# Task brief
Each entry below is to be printed verbatim.

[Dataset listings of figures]
+---+

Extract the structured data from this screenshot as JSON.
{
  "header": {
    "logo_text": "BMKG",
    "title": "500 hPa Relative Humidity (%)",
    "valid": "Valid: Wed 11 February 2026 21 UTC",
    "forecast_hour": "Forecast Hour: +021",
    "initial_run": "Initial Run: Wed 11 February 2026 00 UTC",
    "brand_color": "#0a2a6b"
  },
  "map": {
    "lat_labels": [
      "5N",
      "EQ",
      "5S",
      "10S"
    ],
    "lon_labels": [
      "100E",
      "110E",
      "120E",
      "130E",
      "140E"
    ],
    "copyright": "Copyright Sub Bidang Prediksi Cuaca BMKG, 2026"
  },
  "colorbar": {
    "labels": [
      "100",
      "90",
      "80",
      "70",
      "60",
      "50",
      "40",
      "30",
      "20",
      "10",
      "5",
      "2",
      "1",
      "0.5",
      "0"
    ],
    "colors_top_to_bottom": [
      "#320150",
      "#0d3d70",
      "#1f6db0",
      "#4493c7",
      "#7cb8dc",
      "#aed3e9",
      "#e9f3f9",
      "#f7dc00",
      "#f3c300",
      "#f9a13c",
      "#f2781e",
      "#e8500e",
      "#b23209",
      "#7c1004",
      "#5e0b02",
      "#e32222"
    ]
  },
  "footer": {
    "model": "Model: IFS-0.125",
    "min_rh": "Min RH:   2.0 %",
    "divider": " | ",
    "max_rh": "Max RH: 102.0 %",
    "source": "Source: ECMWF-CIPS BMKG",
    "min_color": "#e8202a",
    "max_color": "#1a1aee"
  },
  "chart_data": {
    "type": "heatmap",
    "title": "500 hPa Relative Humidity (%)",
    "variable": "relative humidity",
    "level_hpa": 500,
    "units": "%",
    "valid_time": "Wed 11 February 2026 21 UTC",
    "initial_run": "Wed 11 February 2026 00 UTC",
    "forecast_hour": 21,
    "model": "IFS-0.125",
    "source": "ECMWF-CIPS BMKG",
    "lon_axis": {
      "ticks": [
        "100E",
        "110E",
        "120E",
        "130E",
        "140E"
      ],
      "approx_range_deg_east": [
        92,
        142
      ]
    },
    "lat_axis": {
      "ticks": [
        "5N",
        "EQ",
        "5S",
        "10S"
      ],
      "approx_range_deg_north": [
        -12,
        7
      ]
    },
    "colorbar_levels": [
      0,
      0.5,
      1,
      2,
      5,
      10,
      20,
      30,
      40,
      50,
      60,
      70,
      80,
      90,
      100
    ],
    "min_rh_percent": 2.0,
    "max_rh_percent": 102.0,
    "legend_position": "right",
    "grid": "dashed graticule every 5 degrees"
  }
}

+---+

# Full solution
Extract the structured data from this screenshot as JSON.
{
  "header": {
    "logo_text": "BMKG",
    "title": "500 hPa Relative Humidity (%)",
    "valid": "Valid: Wed 11 February 2026 21 UTC",
    "forecast_hour": "Forecast Hour: +021",
    "initial_run": "Initial Run: Wed 11 February 2026 00 UTC",
    "brand_color": "#0a2a6b"
  },
  "map": {
    "lat_labels": [
      "5N",
      "EQ",
      "5S",
      "10S"
    ],
    "lon_labels": [
      "100E",
      "110E",
      "120E",
      "130E",
      "140E"
    ],
    "copyright": "Copyright Sub Bidang Prediksi Cuaca BMKG, 2026"
  },
  "colorbar": {
    "labels": [
      "100",
      "90",
      "80",
      "70",
      "60",
      "50",
      "40",
      "30",
      "20",
      "10",
      "5",
      "2",
      "1",
      "0.5",
      "0"
    ],
    "colors_top_to_bottom": [
      "#320150",
      "#0d3d70",
      "#1f6db0",
      "#4493c7",
      "#7cb8dc",
      "#aed3e9",
      "#e9f3f9",
      "#f7dc00",
      "#f3c300",
      "#f9a13c",
      "#f2781e",
      "#e8500e",
      "#b23209",
      "#7c1004",
      "#5e0b02",
      "#e32222"
    ]
  },
  "footer": {
    "model": "Model: IFS-0.125",
    "min_rh": "Min RH:   2.0 %",
    "divider": " | ",
    "max_rh": "Max RH: 102.0 %",
    "source": "Source: ECMWF-CIPS BMKG",
    "min_color": "#e8202a",
    "max_color": "#1a1aee"
  },
  "chart_data": {
    "type": "heatmap",
    "title": "500 hPa Relative Humidity (%)",
    "variable": "relative humidity",
    "level_hpa": 500,
    "units": "%",
    "valid_time": "Wed 11 February 2026 21 UTC",
    "initial_run": "Wed 11 February 2026 00 UTC",
    "forecast_hour": 21,
    "model": "IFS-0.125",
    "source": "ECMWF-CIPS BMKG",
    "lon_axis": {
      "ticks": [
        "100E",
        "110E",
        "120E",
        "130E",
        "140E"
      ],
      "approx_range_deg_east": [
        92,
        142
      ]
    },
    "lat_axis": {
      "ticks": [
        "5N",
        "EQ",
        "5S",
        "10S"
      ],
      "approx_range_deg_north": [
        -12,
        7
      ]
    },
    "colorbar_levels": [
      0,
      0.5,
      1,
      2,
      5,
      10,
      20,
      30,
      40,
      50,
      60,
      70,
      80,
      90,
      100
    ],
    "min_rh_percent": 2.0,
    "max_rh_percent": 102.0,
    "legend_position": "right",
    "grid": "dashed graticule every 5 degrees"
  }
}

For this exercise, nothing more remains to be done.